- [Excerpted data]
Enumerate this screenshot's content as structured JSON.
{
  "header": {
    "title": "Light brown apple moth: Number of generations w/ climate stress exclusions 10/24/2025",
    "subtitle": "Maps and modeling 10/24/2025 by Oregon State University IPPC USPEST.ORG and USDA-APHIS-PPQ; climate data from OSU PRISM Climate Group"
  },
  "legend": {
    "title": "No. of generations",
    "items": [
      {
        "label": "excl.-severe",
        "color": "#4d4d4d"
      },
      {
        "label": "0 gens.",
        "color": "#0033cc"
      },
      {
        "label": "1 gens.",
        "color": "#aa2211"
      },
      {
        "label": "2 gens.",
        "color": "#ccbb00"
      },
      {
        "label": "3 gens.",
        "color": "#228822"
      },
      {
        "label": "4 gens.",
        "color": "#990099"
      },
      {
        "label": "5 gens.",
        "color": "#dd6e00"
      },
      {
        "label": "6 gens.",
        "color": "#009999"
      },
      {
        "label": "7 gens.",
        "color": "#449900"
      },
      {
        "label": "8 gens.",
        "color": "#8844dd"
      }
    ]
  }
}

- [Task objective] Reproduce the whole listing word for word.

- [Written answer]
Enumerate this screenshot's content as structured JSON.
{
  "header": {
    "title": "Light brown apple moth: Number of generations w/ climate stress exclusions 10/24/2025",
    "subtitle": "Maps and modeling 10/24/2025 by Oregon State University IPPC USPEST.ORG and USDA-APHIS-PPQ; climate data from OSU PRISM Climate Group"
  },
  "legend": {
    "title": "No. of generations",
    "items": [
      {
        "label": "excl.-severe",
        "color": "#4d4d4d"
      },
      {
        "label": "0 gens.",
        "color": "#0033cc"
      },
      {
        "label": "1 gens.",
        "color": "#aa2211"
      },
      {
        "label": "2 gens.",
        "color": "#ccbb00"
      },
      {
        "label": "3 gens.",
        "color": "#228822"
      },
      {
        "label": "4 gens.",
        "color": "#990099"
      },
      {
        "label": "5 gens.",
        "color": "#dd6e00"
      },
      {
        "label": "6 gens.",
        "color": "#009999"
      },
      {
        "label": "7 gens.",
        "color": "#449900"
      },
      {
        "label": "8 gens.",
        "color": "#8844dd"
      }
    ]
  }
}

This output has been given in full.